DATA SHOWN
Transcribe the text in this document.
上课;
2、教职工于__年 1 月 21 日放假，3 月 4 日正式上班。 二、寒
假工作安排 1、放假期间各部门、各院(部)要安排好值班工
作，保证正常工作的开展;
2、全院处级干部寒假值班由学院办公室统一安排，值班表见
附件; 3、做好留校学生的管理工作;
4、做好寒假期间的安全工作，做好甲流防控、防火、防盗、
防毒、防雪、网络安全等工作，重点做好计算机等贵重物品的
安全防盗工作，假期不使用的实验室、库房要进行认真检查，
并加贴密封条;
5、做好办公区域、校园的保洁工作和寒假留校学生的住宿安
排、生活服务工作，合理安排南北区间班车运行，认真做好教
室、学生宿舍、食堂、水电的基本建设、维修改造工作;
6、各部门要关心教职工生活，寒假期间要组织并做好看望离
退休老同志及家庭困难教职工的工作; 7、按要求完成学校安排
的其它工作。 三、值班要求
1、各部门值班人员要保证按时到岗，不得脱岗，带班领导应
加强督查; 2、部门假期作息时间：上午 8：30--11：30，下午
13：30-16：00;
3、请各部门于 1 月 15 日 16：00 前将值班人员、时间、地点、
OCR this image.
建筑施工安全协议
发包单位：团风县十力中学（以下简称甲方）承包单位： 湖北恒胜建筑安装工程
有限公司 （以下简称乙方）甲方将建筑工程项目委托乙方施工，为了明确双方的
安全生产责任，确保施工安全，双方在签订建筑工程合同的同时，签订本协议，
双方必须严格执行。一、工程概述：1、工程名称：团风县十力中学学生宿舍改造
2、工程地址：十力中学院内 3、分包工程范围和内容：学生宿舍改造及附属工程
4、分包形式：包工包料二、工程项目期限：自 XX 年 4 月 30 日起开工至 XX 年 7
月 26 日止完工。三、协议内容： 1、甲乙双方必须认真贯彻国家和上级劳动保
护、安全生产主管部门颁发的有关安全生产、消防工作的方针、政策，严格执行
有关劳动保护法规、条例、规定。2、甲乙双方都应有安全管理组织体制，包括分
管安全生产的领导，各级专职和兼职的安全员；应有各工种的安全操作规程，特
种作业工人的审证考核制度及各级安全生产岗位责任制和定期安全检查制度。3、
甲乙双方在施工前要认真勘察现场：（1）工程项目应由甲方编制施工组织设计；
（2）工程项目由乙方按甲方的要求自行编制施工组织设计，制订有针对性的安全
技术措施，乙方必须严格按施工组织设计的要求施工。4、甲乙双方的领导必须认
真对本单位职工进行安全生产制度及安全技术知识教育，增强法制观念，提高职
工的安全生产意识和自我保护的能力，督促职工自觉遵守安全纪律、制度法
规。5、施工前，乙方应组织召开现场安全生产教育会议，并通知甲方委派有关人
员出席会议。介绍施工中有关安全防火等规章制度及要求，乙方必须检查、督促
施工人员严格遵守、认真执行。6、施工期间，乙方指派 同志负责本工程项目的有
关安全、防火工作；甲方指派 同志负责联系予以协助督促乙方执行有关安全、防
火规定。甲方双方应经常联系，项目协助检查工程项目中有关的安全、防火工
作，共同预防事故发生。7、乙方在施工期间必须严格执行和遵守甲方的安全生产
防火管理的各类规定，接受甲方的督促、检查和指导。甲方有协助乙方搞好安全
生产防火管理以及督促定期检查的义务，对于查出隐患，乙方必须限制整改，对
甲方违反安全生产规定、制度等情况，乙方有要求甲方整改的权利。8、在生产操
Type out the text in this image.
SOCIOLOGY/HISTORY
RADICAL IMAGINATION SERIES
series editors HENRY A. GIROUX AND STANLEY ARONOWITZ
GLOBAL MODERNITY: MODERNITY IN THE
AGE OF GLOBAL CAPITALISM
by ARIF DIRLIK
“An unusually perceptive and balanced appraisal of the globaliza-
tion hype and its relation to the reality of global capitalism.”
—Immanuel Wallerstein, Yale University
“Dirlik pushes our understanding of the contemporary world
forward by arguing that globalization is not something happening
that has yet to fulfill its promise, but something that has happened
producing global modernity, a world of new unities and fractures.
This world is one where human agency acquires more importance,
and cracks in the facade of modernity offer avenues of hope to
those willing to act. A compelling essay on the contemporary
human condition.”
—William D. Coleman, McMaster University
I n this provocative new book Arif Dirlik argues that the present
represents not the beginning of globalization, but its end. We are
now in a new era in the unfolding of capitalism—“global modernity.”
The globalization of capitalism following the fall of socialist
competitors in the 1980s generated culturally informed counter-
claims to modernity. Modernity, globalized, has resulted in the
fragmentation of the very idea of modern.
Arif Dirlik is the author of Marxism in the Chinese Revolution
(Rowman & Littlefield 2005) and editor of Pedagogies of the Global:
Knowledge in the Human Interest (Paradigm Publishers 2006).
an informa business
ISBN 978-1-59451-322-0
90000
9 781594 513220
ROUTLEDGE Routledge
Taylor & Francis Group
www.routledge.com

TO DO
State the number of lines in this listing that contain the string "world", and add nothing else.

FULL RESPONSE
3